# Raw data start

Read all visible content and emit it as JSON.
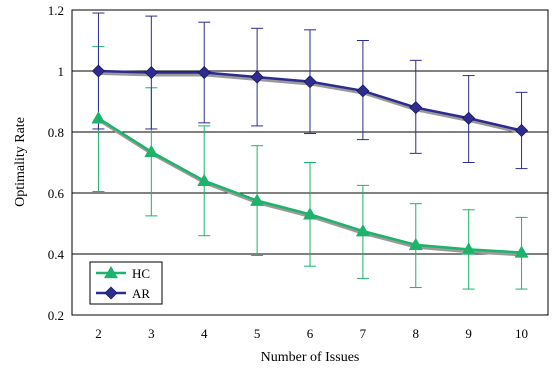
{
  "chart_data": {
    "type": "line",
    "title": "",
    "xlabel": "Number of Issues",
    "ylabel": "Optimality Rate",
    "x": [
      2,
      3,
      4,
      5,
      6,
      7,
      8,
      9,
      10
    ],
    "xlim": [
      1.5,
      10.5
    ],
    "ylim": [
      0.2,
      1.2
    ],
    "yticks": [
      "0.2",
      "0.4",
      "0.6",
      "0.8",
      "1",
      "1.2"
    ],
    "grid": true,
    "legend_position": "bottom-left",
    "series": [
      {
        "name": "HC",
        "marker": "triangle",
        "color": "#1db36a",
        "values": [
          0.845,
          0.735,
          0.64,
          0.575,
          0.53,
          0.475,
          0.43,
          0.415,
          0.405
        ],
        "err_low": [
          0.605,
          0.525,
          0.46,
          0.395,
          0.36,
          0.32,
          0.29,
          0.285,
          0.285
        ],
        "err_high": [
          1.08,
          0.945,
          0.82,
          0.755,
          0.7,
          0.625,
          0.565,
          0.545,
          0.52
        ]
      },
      {
        "name": "AR",
        "marker": "diamond",
        "color": "#2e2c8f",
        "values": [
          1.0,
          0.995,
          0.995,
          0.98,
          0.965,
          0.935,
          0.88,
          0.845,
          0.805
        ],
        "err_low": [
          0.81,
          0.81,
          0.83,
          0.82,
          0.795,
          0.775,
          0.73,
          0.7,
          0.68
        ],
        "err_high": [
          1.19,
          1.18,
          1.16,
          1.14,
          1.135,
          1.1,
          1.035,
          0.985,
          0.93
        ]
      }
    ]
  }
}
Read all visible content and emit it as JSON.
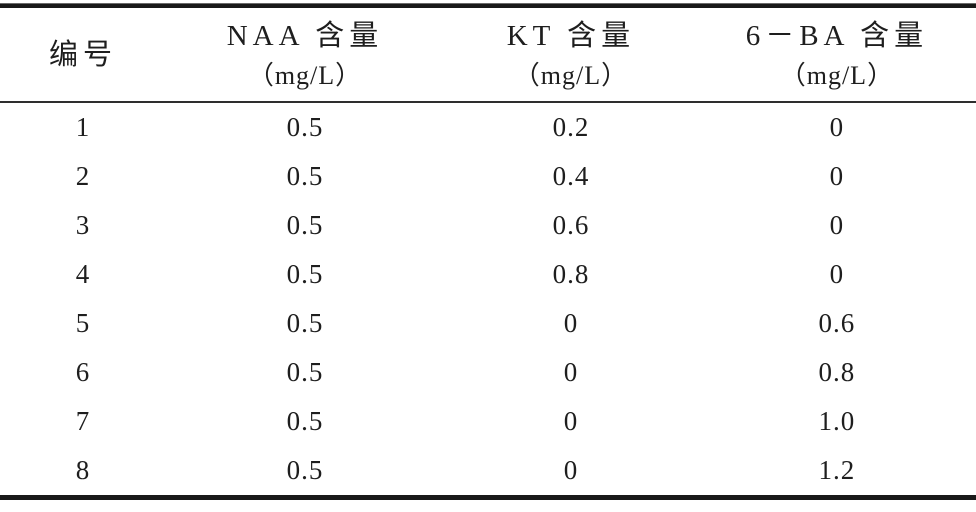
{
  "page": {
    "background": "#ffffff",
    "text_color": "#1e1e1e",
    "rule_color": "#191919"
  },
  "table": {
    "columns": [
      {
        "key": "id",
        "title": "编号",
        "unit": ""
      },
      {
        "key": "naa",
        "title": "NAA 含量",
        "unit": "（mg/L）"
      },
      {
        "key": "kt",
        "title": "KT 含量",
        "unit": "（mg/L）"
      },
      {
        "key": "ba",
        "title": "6－BA 含量",
        "unit": "（mg/L）"
      }
    ],
    "rows": [
      [
        "1",
        "0.5",
        "0.2",
        "0"
      ],
      [
        "2",
        "0.5",
        "0.4",
        "0"
      ],
      [
        "3",
        "0.5",
        "0.6",
        "0"
      ],
      [
        "4",
        "0.5",
        "0.8",
        "0"
      ],
      [
        "5",
        "0.5",
        "0",
        "0.6"
      ],
      [
        "6",
        "0.5",
        "0",
        "0.8"
      ],
      [
        "7",
        "0.5",
        "0",
        "1.0"
      ],
      [
        "8",
        "0.5",
        "0",
        "1.2"
      ]
    ]
  },
  "chart_data": {
    "type": "table",
    "title": "",
    "columns": [
      "编号",
      "NAA 含量（mg/L）",
      "KT 含量（mg/L）",
      "6－BA 含量（mg/L）"
    ],
    "rows": [
      [
        "1",
        "0.5",
        "0.2",
        "0"
      ],
      [
        "2",
        "0.5",
        "0.4",
        "0"
      ],
      [
        "3",
        "0.5",
        "0.6",
        "0"
      ],
      [
        "4",
        "0.5",
        "0.8",
        "0"
      ],
      [
        "5",
        "0.5",
        "0",
        "0.6"
      ],
      [
        "6",
        "0.5",
        "0",
        "0.8"
      ],
      [
        "7",
        "0.5",
        "0",
        "1.0"
      ],
      [
        "8",
        "0.5",
        "0",
        "1.2"
      ]
    ]
  }
}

# Raw data end

» **Exercise directions**
Pictures are to be left out; the records above must be repeated word for word.

» **Solution to this exercise**
Read all visible content and emit it as JSON.
{
  "chart_data": {
    "type": "line",
    "title": "",
    "xlabel": "Number of Issues",
    "ylabel": "Optimality Rate",
    "x": [
      2,
      3,
      4,
      5,
      6,
      7,
      8,
      9,
      10
    ],
    "xlim": [
      1.5,
      10.5
    ],
    "ylim": [
      0.2,
      1.2
    ],
    "yticks": [
      "0.2",
      "0.4",
      "0.6",
      "0.8",
      "1",
      "1.2"
    ],
    "grid": true,
    "legend_position": "bottom-left",
    "series": [
      {
        "name": "HC",
        "marker": "triangle",
        "color": "#1db36a",
        "values": [
          0.845,
          0.735,
          0.64,
          0.575,
          0.53,
          0.475,
          0.43,
          0.415,
          0.405
        ],
        "err_low": [
          0.605,
          0.525,
          0.46,
          0.395,
          0.36,
          0.32,
          0.29,
          0.285,
          0.285
        ],
        "err_high": [
          1.08,
          0.945,
          0.82,
          0.755,
          0.7,
          0.625,
          0.565,
          0.545,
          0.52
        ]
      },
      {
        "name": "AR",
        "marker": "diamond",
        "color": "#2e2c8f",
        "values": [
          1.0,
          0.995,
          0.995,
          0.98,
          0.965,
          0.935,
          0.88,
          0.845,
          0.805
        ],
        "err_low": [
          0.81,
          0.81,
          0.83,
          0.82,
          0.795,
          0.775,
          0.73,
          0.7,
          0.68
        ],
        "err_high": [
          1.19,
          1.18,
          1.16,
          1.14,
          1.135,
          1.1,
          1.035,
          0.985,
          0.93
        ]
      }
    ]
  }
}
Read all visible content and emit it as JSON.
{
  "page": {
    "background": "#ffffff",
    "text_color": "#1e1e1e",
    "rule_color": "#191919"
  },
  "table": {
    "columns": [
      {
        "key": "id",
        "title": "编号",
        "unit": ""
      },
      {
        "key": "naa",
        "title": "NAA 含量",
        "unit": "（mg/L）"
      },
      {
        "key": "kt",
        "title": "KT 含量",
        "unit": "（mg/L）"
      },
      {
        "key": "ba",
        "title": "6－BA 含量",
        "unit": "（mg/L）"
      }
    ],
    "rows": [
      [
        "1",
        "0.5",
        "0.2",
        "0"
      ],
      [
        "2",
        "0.5",
        "0.4",
        "0"
      ],
      [
        "3",
        "0.5",
        "0.6",
        "0"
      ],
      [
        "4",
        "0.5",
        "0.8",
        "0"
      ],
      [
        "5",
        "0.5",
        "0",
        "0.6"
      ],
      [
        "6",
        "0.5",
        "0",
        "0.8"
      ],
      [
        "7",
        "0.5",
        "0",
        "1.0"
      ],
      [
        "8",
        "0.5",
        "0",
        "1.2"
      ]
    ]
  },
  "chart_data": {
    "type": "table",
    "title": "",
    "columns": [
      "编号",
      "NAA 含量（mg/L）",
      "KT 含量（mg/L）",
      "6－BA 含量（mg/L）"
    ],
    "rows": [
      [
        "1",
        "0.5",
        "0.2",
        "0"
      ],
      [
        "2",
        "0.5",
        "0.4",
        "0"
      ],
      [
        "3",
        "0.5",
        "0.6",
        "0"
      ],
      [
        "4",
        "0.5",
        "0.8",
        "0"
      ],
      [
        "5",
        "0.5",
        "0",
        "0.6"
      ],
      [
        "6",
        "0.5",
        "0",
        "0.8"
      ],
      [
        "7",
        "0.5",
        "0",
        "1.0"
      ],
      [
        "8",
        "0.5",
        "0",
        "1.2"
      ]
    ]
  }
}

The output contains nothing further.